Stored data
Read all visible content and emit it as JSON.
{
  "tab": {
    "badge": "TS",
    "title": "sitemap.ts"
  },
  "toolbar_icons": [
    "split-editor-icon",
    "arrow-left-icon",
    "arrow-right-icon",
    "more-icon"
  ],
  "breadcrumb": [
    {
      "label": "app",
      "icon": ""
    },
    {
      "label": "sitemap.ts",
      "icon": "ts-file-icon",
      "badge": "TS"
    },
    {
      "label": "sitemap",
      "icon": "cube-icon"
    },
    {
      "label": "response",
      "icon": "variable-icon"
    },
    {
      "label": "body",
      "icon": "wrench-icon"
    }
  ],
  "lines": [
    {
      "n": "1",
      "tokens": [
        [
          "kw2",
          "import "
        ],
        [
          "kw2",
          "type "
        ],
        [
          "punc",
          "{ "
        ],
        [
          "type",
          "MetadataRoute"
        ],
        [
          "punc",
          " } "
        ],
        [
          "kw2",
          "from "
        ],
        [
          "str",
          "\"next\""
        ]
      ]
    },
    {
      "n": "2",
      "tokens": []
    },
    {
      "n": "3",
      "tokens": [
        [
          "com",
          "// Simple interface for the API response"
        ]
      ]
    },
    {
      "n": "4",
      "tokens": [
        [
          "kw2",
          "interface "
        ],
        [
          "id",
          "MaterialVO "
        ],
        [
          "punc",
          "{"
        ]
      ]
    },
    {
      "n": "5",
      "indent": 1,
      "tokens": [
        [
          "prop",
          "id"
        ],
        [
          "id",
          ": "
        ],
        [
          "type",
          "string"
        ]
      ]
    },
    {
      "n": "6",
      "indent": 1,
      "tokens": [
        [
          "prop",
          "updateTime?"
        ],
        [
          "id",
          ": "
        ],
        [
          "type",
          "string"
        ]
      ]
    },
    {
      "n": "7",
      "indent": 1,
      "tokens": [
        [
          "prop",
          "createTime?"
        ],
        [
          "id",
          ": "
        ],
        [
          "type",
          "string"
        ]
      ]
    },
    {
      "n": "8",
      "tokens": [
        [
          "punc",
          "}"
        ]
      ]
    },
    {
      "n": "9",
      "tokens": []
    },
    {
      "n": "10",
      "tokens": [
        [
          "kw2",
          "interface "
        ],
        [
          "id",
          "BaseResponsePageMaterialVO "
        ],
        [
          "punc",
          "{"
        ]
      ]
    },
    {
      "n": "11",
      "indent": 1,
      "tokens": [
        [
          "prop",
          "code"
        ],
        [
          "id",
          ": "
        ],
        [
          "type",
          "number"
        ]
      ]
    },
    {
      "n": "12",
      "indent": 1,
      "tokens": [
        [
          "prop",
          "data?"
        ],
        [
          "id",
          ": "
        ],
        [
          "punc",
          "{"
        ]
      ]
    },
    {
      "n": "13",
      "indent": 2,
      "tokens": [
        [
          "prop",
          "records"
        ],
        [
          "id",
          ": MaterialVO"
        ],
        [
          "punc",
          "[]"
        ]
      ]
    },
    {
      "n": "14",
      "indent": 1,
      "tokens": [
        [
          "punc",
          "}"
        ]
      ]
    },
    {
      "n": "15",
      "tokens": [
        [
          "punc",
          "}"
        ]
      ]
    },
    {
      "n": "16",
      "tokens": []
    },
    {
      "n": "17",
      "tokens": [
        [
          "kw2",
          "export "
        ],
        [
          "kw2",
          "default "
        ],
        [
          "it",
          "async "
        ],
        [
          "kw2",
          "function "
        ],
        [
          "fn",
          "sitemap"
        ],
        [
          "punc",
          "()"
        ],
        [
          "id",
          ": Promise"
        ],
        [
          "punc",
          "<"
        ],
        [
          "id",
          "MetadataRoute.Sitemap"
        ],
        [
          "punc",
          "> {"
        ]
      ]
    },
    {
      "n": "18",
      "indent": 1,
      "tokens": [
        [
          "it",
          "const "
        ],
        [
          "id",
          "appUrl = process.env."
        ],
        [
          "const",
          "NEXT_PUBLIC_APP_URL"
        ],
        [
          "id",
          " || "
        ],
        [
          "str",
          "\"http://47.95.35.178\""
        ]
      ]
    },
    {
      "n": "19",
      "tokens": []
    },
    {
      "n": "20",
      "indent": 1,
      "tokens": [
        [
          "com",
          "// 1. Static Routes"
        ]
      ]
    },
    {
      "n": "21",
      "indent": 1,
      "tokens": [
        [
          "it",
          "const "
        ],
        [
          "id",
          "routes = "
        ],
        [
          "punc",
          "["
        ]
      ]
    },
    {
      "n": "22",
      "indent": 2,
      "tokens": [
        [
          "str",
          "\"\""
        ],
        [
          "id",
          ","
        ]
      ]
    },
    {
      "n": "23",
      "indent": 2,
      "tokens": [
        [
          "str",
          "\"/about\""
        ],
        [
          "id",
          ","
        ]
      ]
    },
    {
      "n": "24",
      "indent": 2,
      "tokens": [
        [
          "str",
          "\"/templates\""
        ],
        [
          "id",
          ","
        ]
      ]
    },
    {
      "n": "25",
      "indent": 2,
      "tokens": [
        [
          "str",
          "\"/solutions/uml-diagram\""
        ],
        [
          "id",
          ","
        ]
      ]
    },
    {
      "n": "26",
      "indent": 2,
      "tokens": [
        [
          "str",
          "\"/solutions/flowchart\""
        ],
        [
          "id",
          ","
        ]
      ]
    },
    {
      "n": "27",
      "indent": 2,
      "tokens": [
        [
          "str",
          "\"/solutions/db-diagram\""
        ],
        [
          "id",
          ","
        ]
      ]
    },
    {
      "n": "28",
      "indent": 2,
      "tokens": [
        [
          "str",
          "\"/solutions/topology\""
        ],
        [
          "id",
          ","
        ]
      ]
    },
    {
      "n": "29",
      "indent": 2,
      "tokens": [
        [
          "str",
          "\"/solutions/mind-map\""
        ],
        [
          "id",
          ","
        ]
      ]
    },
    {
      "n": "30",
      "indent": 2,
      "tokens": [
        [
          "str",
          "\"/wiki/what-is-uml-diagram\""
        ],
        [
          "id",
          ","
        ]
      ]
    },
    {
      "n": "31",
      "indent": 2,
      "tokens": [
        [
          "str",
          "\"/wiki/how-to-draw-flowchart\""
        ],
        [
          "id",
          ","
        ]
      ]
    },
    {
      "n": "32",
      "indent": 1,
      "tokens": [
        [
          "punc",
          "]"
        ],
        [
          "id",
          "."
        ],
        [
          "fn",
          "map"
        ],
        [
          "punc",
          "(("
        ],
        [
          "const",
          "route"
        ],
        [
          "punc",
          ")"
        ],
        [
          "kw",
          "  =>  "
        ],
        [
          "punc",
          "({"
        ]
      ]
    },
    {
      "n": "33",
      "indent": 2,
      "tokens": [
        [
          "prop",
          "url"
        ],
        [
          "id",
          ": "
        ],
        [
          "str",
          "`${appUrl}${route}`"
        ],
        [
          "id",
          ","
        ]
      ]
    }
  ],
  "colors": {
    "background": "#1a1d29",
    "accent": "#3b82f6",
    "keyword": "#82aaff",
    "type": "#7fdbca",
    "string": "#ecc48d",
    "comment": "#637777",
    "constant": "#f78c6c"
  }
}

**Written request**:
Only the number is wanted: how many lines in the preceding entries hold the string "solutions"?

**Task result**:
5